WHAT THIS TASK INVOLVES ::
Keep only the lines of the data below that contain "image", and copy them.

SUPPLIED RECORDS ::
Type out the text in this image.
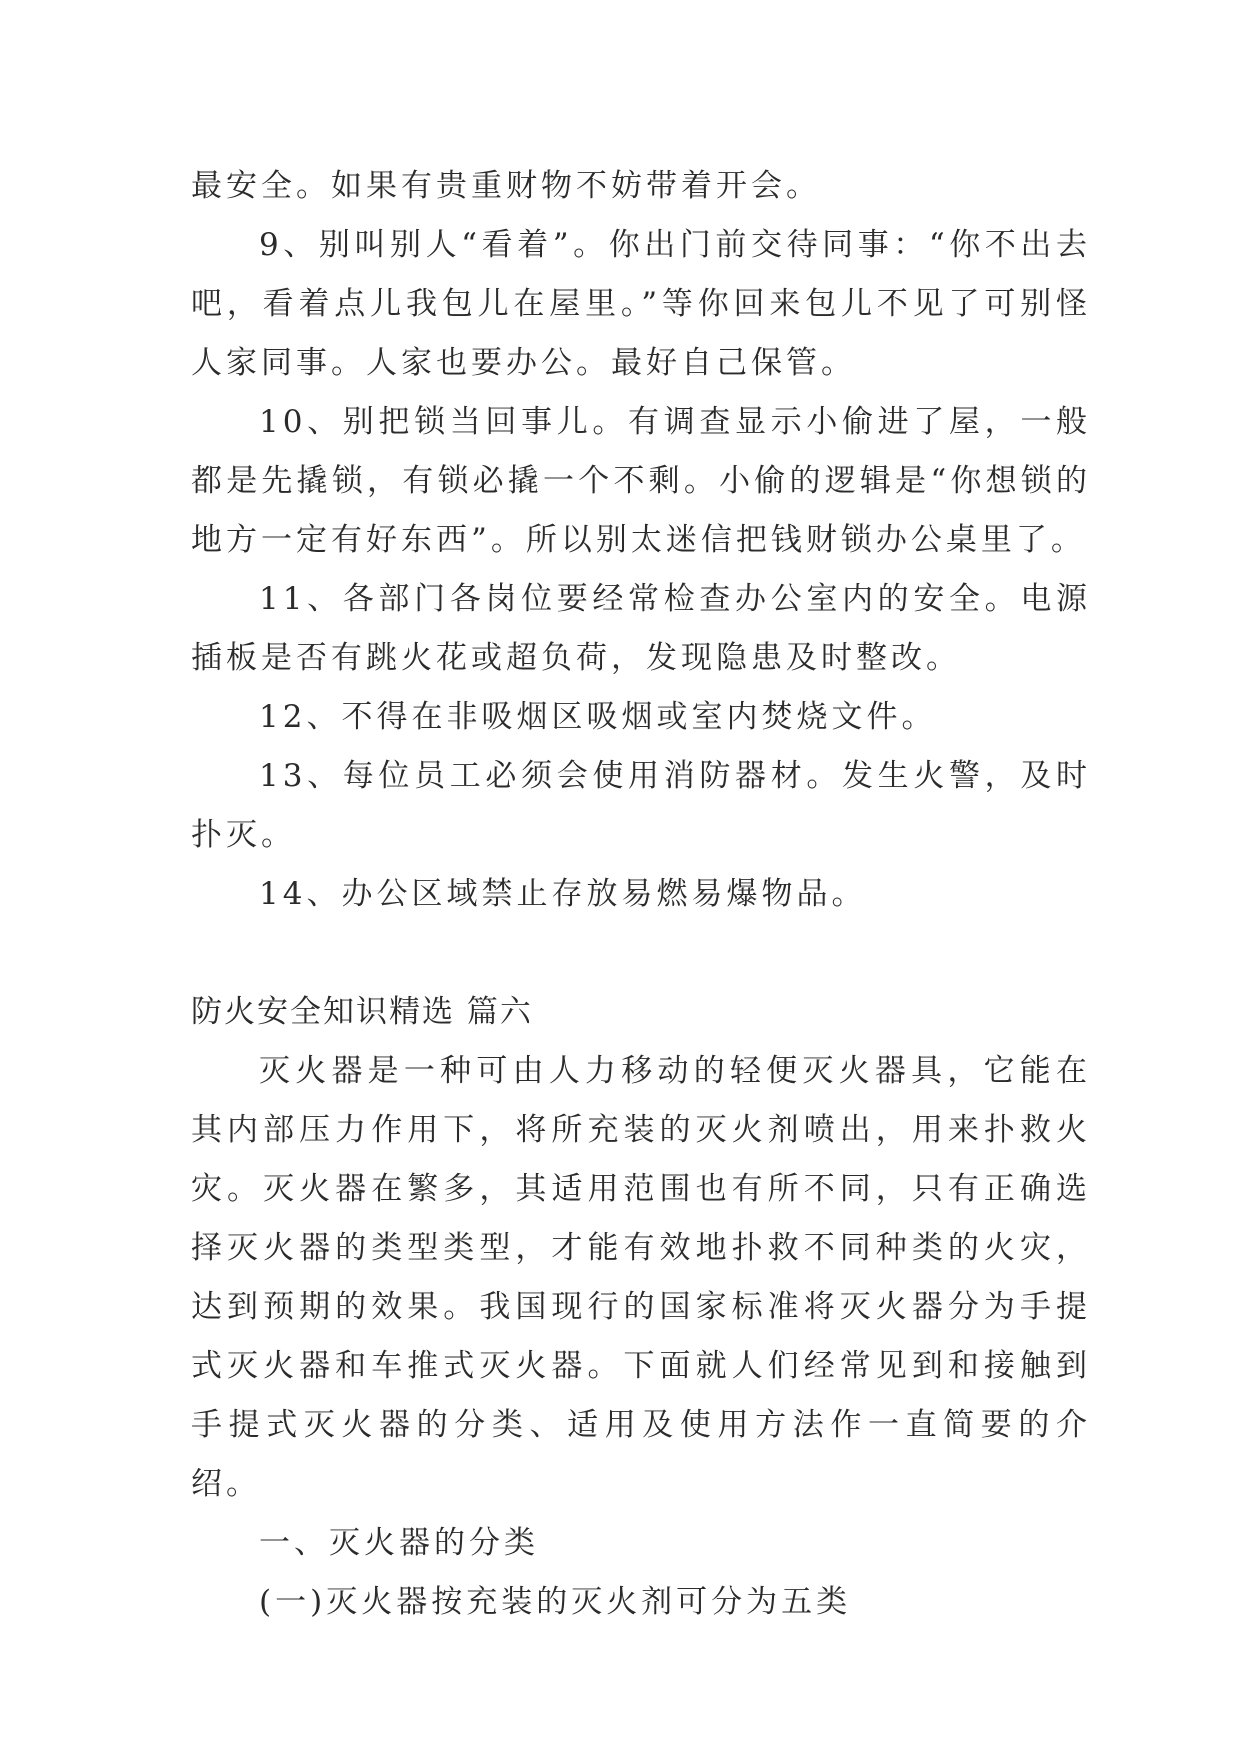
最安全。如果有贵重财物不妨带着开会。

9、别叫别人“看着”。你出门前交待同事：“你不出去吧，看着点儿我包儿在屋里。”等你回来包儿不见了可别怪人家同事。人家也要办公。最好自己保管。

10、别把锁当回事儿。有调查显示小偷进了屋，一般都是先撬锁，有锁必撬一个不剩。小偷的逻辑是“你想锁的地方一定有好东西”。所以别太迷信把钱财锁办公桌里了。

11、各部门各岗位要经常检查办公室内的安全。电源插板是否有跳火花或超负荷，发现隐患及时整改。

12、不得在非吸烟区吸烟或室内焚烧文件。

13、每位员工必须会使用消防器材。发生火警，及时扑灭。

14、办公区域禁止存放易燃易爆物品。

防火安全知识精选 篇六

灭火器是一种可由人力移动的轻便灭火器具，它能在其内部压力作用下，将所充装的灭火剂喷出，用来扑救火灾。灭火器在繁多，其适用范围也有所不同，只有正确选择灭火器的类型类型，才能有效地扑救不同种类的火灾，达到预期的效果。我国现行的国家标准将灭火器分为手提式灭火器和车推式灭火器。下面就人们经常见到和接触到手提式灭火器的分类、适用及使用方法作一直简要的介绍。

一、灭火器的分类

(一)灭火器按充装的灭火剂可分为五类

--

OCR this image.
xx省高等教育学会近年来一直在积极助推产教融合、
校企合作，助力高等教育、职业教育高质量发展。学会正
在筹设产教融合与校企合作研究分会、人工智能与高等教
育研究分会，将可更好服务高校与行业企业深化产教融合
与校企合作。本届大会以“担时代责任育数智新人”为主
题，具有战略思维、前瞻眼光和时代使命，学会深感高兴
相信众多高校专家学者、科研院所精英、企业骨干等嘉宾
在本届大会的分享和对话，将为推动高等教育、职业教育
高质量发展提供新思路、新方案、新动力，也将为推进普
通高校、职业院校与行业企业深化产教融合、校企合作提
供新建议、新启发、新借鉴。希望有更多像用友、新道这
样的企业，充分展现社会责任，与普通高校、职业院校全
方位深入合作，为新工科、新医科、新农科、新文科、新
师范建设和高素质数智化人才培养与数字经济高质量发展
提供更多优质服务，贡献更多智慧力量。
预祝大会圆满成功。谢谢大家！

THE REPLY ::
Type out the text in this image.
OCR this image.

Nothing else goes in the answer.